::: DATA :::

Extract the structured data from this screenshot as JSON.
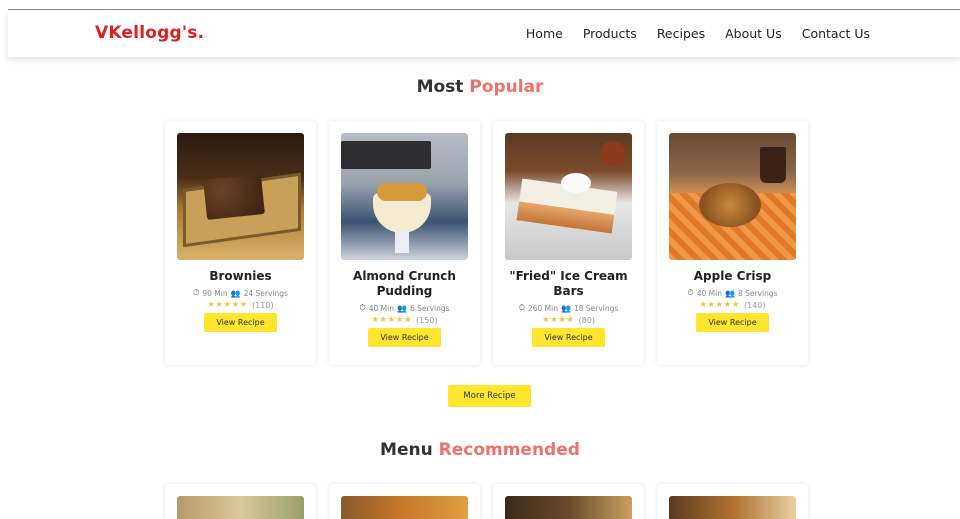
{
  "brand": "VKellogg's.",
  "nav": [
    "Home",
    "Products",
    "Recipes",
    "About Us",
    "Contact Us"
  ],
  "popular": {
    "title_main": "Most",
    "title_accent": "Popular",
    "cards": [
      {
        "title": "Brownies",
        "time": "90 Min",
        "servings": "24 Servings",
        "stars": 5,
        "rating_count": "(110)",
        "button": "View Recipe",
        "image": "brownies-photo"
      },
      {
        "title": "Almond Crunch Pudding",
        "time": "40 Min",
        "servings": "6 Servings",
        "stars": 5,
        "rating_count": "(150)",
        "button": "View Recipe",
        "image": "pudding-photo"
      },
      {
        "title": "\"Fried\" Ice Cream Bars",
        "time": "260 Min",
        "servings": "18 Servings",
        "stars": 4,
        "rating_count": "(80)",
        "button": "View Recipe",
        "image": "ice-cream-bars-photo"
      },
      {
        "title": "Apple Crisp",
        "time": "40 Min",
        "servings": "8 Servings",
        "stars": 5,
        "rating_count": "(140)",
        "button": "View Recipe",
        "image": "apple-crisp-photo"
      }
    ],
    "more_button": "More Recipe"
  },
  "recommended": {
    "title_main": "Menu",
    "title_accent": "Recommended"
  },
  "colors": {
    "brand": "#e02020",
    "accent": "#f0706a",
    "button": "#ffe52e",
    "star": "#f6c33b"
  },
  "icons": {
    "time": "stopwatch-icon",
    "servings": "people-icon",
    "star": "star-icon"
  }
}
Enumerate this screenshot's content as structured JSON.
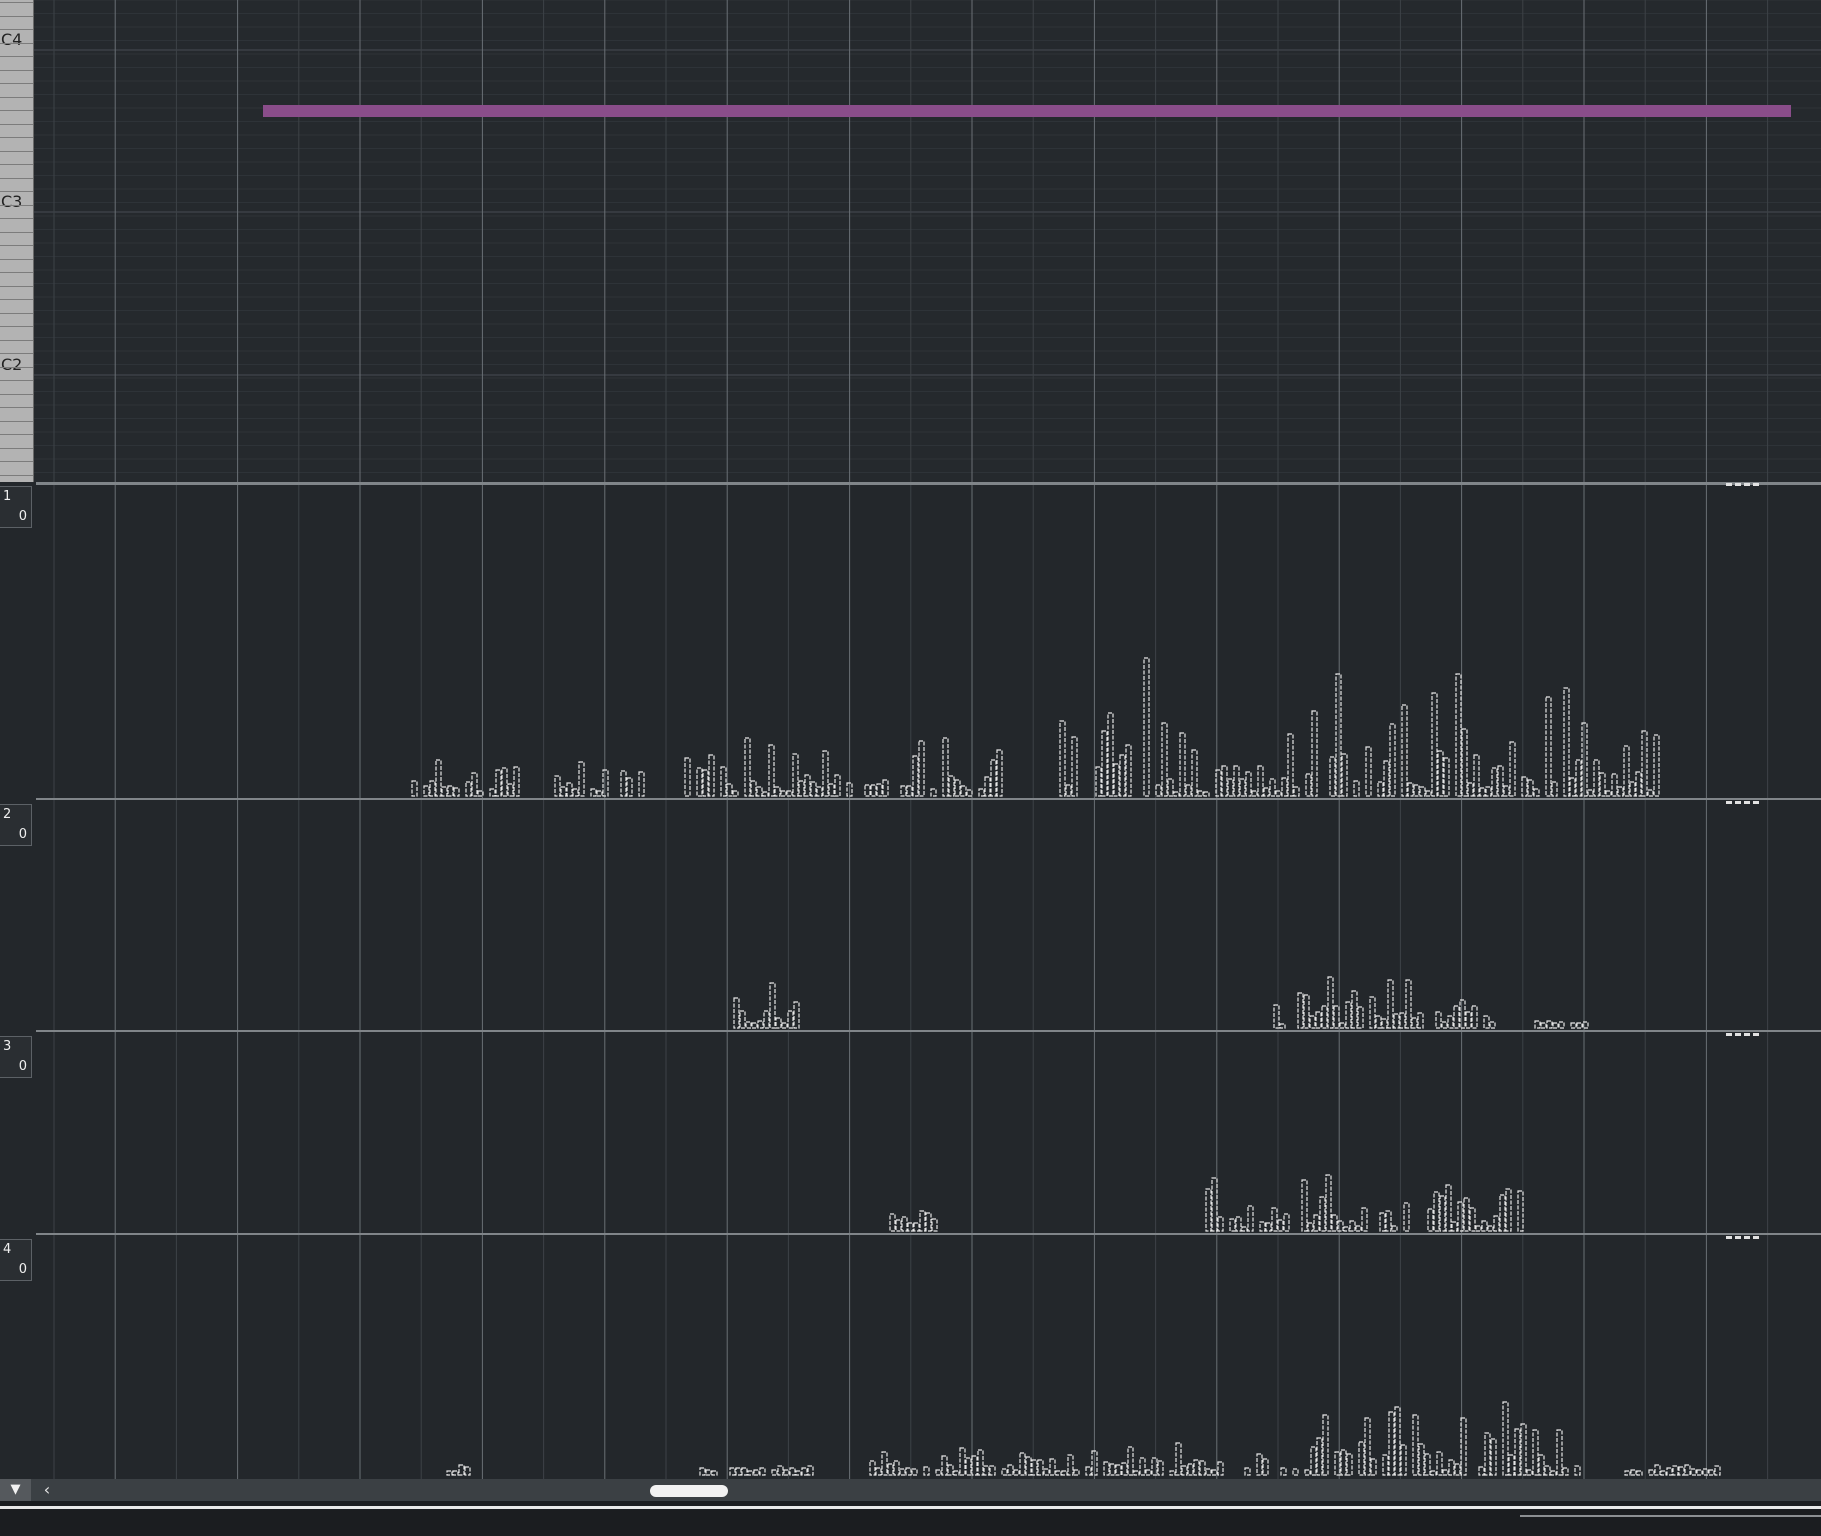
{
  "piano_roll": {
    "octave_labels": [
      "C4",
      "C3",
      "C2"
    ],
    "note_color": "#8a4d8a"
  },
  "lanes": [
    {
      "index": "1",
      "value": "0"
    },
    {
      "index": "2",
      "value": "0"
    },
    {
      "index": "3",
      "value": "0"
    },
    {
      "index": "4",
      "value": "0"
    }
  ],
  "icons": {
    "down_arrow": "▼",
    "left_arrow": "‹"
  },
  "colors": {
    "background": "#23272b",
    "grid_line": "#3d4247",
    "grid_line_bar": "#6a7075",
    "bar_fill": "#e6e6e6"
  }
}
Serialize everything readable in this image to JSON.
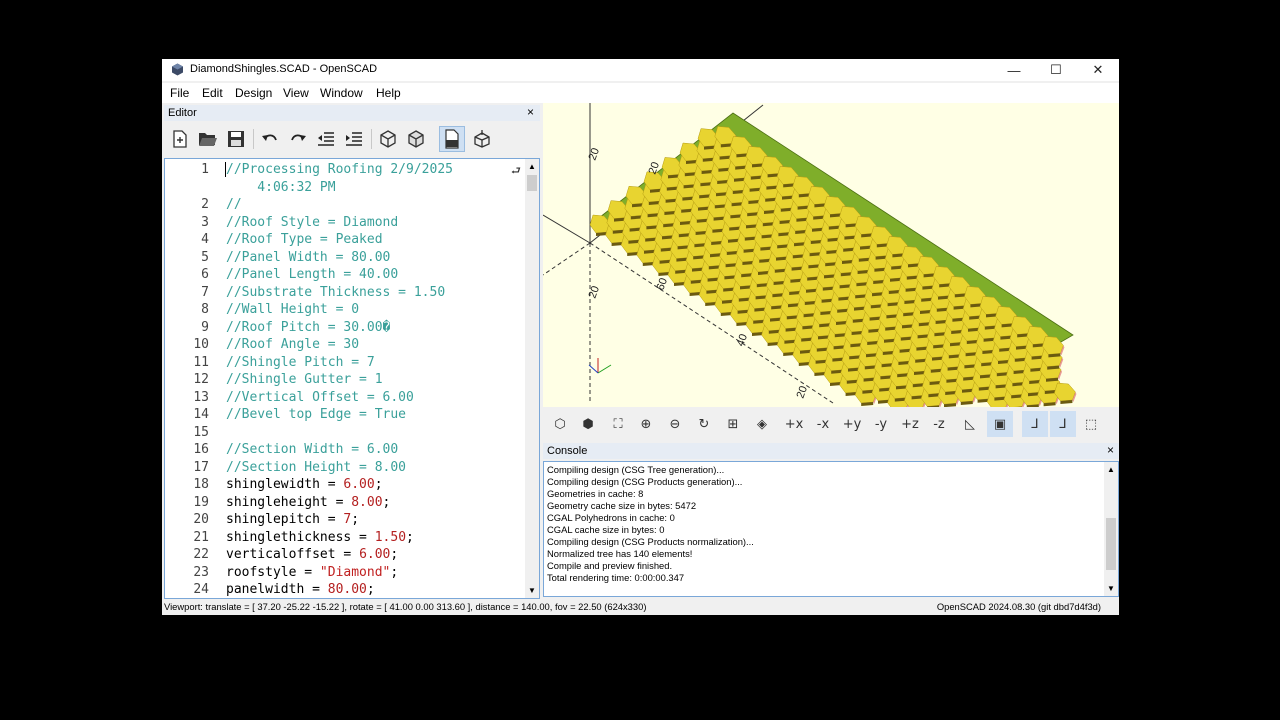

:::

# PROBLEM TO WORK ON:
Pick out every line of the listing containing the word "image", and show those lines.

# FINAL RESULT:
        "image": "brownies-photo"
        "image": "pudding-photo"
        "image": "ice-cream-bars-photo"
        "image": "apple-crisp-photo"
Serialize everything readable in this image to JSON.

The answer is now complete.